## PROBLEM DESCRIPTION:
Copy out all lines with the word "structured" in them.

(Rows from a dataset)
= = = = =

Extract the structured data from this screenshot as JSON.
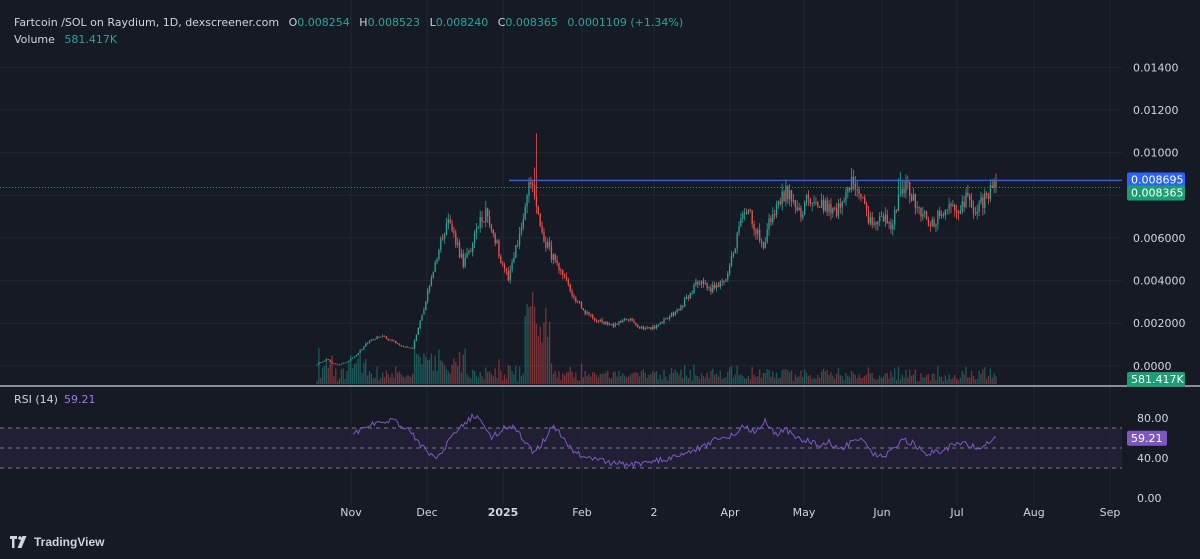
{
  "header": {
    "symbol": "Fartcoin /SOL on Raydium, 1D, dexscreener.com",
    "open_label": "O",
    "open": "0.008254",
    "high_label": "H",
    "high": "0.008523",
    "low_label": "L",
    "low": "0.008240",
    "close_label": "C",
    "close": "0.008365",
    "change": "0.0001109 (+1.34%)",
    "volume_label": "Volume",
    "volume": "581.417K"
  },
  "rsi_header": {
    "label": "RSI (14)",
    "value": "59.21"
  },
  "branding": {
    "name": "TradingView",
    "logo_icon": "tradingview-logo-icon"
  },
  "colors": {
    "background": "#161a25",
    "up": "#26a69a",
    "down": "#ef5350",
    "grid": "#232735",
    "rsi_line": "#7e57c2",
    "rsi_band": "#2a2440",
    "resistance_line": "#2962ff",
    "last_price_label": "#1a9e72",
    "resistance_label": "#2962ff"
  },
  "chart_data": [
    {
      "type": "candlestick",
      "title": "Fartcoin /SOL on Raydium, 1D, dexscreener.com",
      "y_ticks": [
        "0.0000",
        "0.002000",
        "0.004000",
        "0.006000",
        "0.008000",
        "0.01000",
        "0.01200",
        "0.01400"
      ],
      "ylim": [
        -0.00085,
        0.01575
      ],
      "x_ticks": [
        "Nov",
        "Dec",
        "2025",
        "Feb",
        "2",
        "Apr",
        "May",
        "Jun",
        "Jul",
        "Aug",
        "Sep"
      ],
      "grid": true,
      "last_price": 0.008365,
      "last_price_label": "0.008365",
      "resistance_level": 0.008695,
      "resistance_label": "0.008695",
      "volume_last_label": "581.417K",
      "price_path": [
        [
          0,
          0.0001
        ],
        [
          5,
          0.0003
        ],
        [
          10,
          5e-05
        ],
        [
          16,
          0.0002
        ],
        [
          22,
          0.0006
        ],
        [
          28,
          0.0012
        ],
        [
          34,
          0.0014
        ],
        [
          40,
          0.0012
        ],
        [
          46,
          0.0009
        ],
        [
          51,
          0.0008
        ],
        [
          54,
          0.0018
        ],
        [
          58,
          0.003
        ],
        [
          62,
          0.0045
        ],
        [
          66,
          0.0058
        ],
        [
          70,
          0.0069
        ],
        [
          74,
          0.0058
        ],
        [
          78,
          0.0048
        ],
        [
          82,
          0.0055
        ],
        [
          86,
          0.0066
        ],
        [
          90,
          0.0072
        ],
        [
          94,
          0.0063
        ],
        [
          98,
          0.005
        ],
        [
          102,
          0.0042
        ],
        [
          106,
          0.0055
        ],
        [
          109,
          0.0065
        ],
        [
          112,
          0.008
        ],
        [
          114,
          0.0086
        ],
        [
          117,
          0.0075
        ],
        [
          120,
          0.0062
        ],
        [
          125,
          0.0052
        ],
        [
          130,
          0.0043
        ],
        [
          136,
          0.0034
        ],
        [
          142,
          0.0026
        ],
        [
          150,
          0.0021
        ],
        [
          158,
          0.0019
        ],
        [
          166,
          0.0022
        ],
        [
          172,
          0.0018
        ],
        [
          180,
          0.0018
        ],
        [
          186,
          0.0022
        ],
        [
          192,
          0.0026
        ],
        [
          198,
          0.0032
        ],
        [
          203,
          0.004
        ],
        [
          210,
          0.0036
        ],
        [
          218,
          0.004
        ],
        [
          222,
          0.0053
        ],
        [
          226,
          0.0068
        ],
        [
          230,
          0.0072
        ],
        [
          234,
          0.0064
        ],
        [
          238,
          0.0057
        ],
        [
          242,
          0.007
        ],
        [
          246,
          0.0075
        ],
        [
          250,
          0.0082
        ],
        [
          254,
          0.0076
        ],
        [
          258,
          0.007
        ],
        [
          262,
          0.0079
        ],
        [
          266,
          0.0074
        ],
        [
          270,
          0.0076
        ],
        [
          274,
          0.0072
        ],
        [
          278,
          0.0074
        ],
        [
          282,
          0.0082
        ],
        [
          286,
          0.0086
        ],
        [
          290,
          0.0079
        ],
        [
          294,
          0.0068
        ],
        [
          298,
          0.0066
        ],
        [
          302,
          0.007
        ],
        [
          306,
          0.0064
        ],
        [
          310,
          0.008
        ],
        [
          314,
          0.0085
        ],
        [
          318,
          0.0078
        ],
        [
          322,
          0.0073
        ],
        [
          326,
          0.0066
        ],
        [
          330,
          0.0069
        ],
        [
          334,
          0.0072
        ],
        [
          338,
          0.0076
        ],
        [
          342,
          0.0074
        ],
        [
          346,
          0.0078
        ],
        [
          350,
          0.0072
        ],
        [
          354,
          0.0076
        ],
        [
          358,
          0.008
        ],
        [
          362,
          0.0084
        ]
      ],
      "spikes": [
        {
          "index": 117,
          "high": 0.0109
        },
        {
          "index": 116,
          "high": 0.0093
        },
        {
          "index": 311,
          "high": 0.0091
        },
        {
          "index": 287,
          "high": 0.0089
        },
        {
          "index": 310,
          "high": 0.0088
        }
      ]
    },
    {
      "type": "line",
      "title": "RSI (14)",
      "current_label": "59.21",
      "y_ticks": [
        "0.00",
        "40.00",
        "80.00"
      ],
      "ylim": [
        -7,
        110
      ],
      "band_upper": 70,
      "band_lower": 30,
      "mid_level": 50,
      "rsi_path": [
        [
          0,
          64
        ],
        [
          6,
          69
        ],
        [
          12,
          74
        ],
        [
          18,
          76
        ],
        [
          22,
          80
        ],
        [
          26,
          72
        ],
        [
          30,
          70
        ],
        [
          36,
          58
        ],
        [
          42,
          45
        ],
        [
          46,
          39
        ],
        [
          50,
          45
        ],
        [
          56,
          62
        ],
        [
          62,
          74
        ],
        [
          68,
          82
        ],
        [
          74,
          74
        ],
        [
          78,
          60
        ],
        [
          84,
          69
        ],
        [
          90,
          72
        ],
        [
          96,
          58
        ],
        [
          102,
          44
        ],
        [
          108,
          59
        ],
        [
          112,
          72
        ],
        [
          116,
          66
        ],
        [
          122,
          50
        ],
        [
          128,
          43
        ],
        [
          136,
          38
        ],
        [
          146,
          35
        ],
        [
          156,
          33
        ],
        [
          166,
          36
        ],
        [
          176,
          39
        ],
        [
          186,
          45
        ],
        [
          196,
          50
        ],
        [
          206,
          60
        ],
        [
          214,
          63
        ],
        [
          220,
          73
        ],
        [
          226,
          65
        ],
        [
          232,
          77
        ],
        [
          238,
          64
        ],
        [
          244,
          68
        ],
        [
          250,
          60
        ],
        [
          256,
          57
        ],
        [
          262,
          53
        ],
        [
          268,
          56
        ],
        [
          274,
          48
        ],
        [
          280,
          55
        ],
        [
          286,
          60
        ],
        [
          292,
          45
        ],
        [
          298,
          41
        ],
        [
          304,
          48
        ],
        [
          310,
          58
        ],
        [
          316,
          54
        ],
        [
          322,
          44
        ],
        [
          328,
          46
        ],
        [
          334,
          49
        ],
        [
          340,
          56
        ],
        [
          346,
          54
        ],
        [
          352,
          50
        ],
        [
          358,
          57
        ],
        [
          362,
          60
        ]
      ]
    }
  ]
}
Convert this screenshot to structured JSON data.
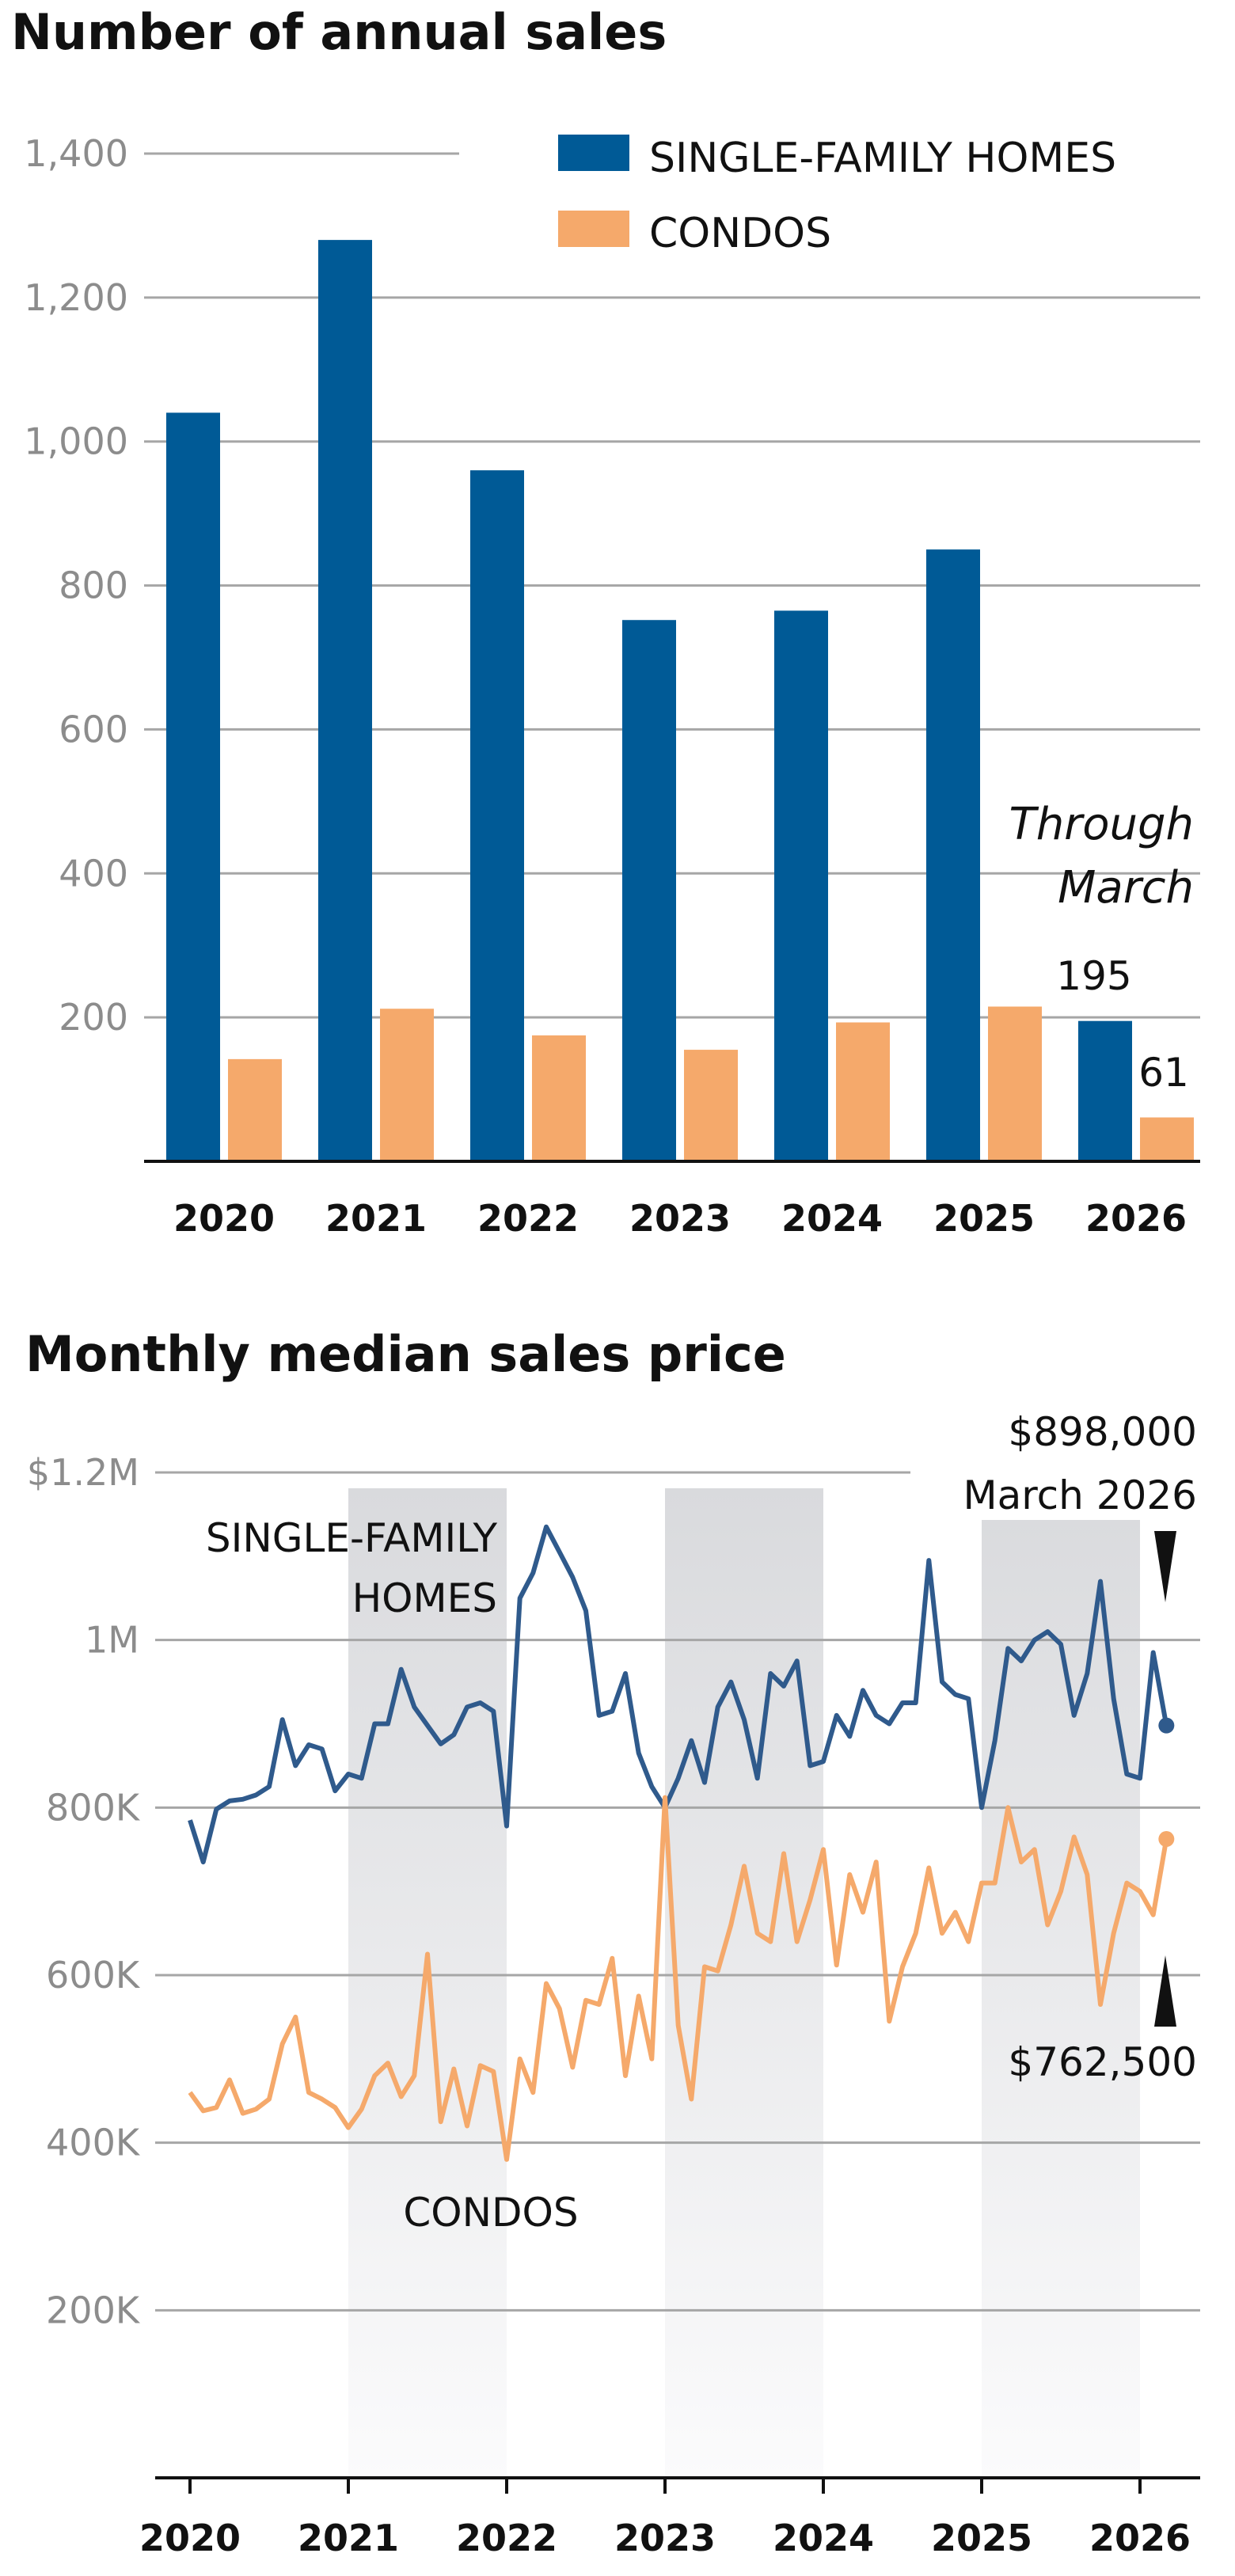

= = = = =

## EXERCISE RESPONSE:
Extract the structured data from this screenshot as JSON.
Convert this screenshot to structured JSON data.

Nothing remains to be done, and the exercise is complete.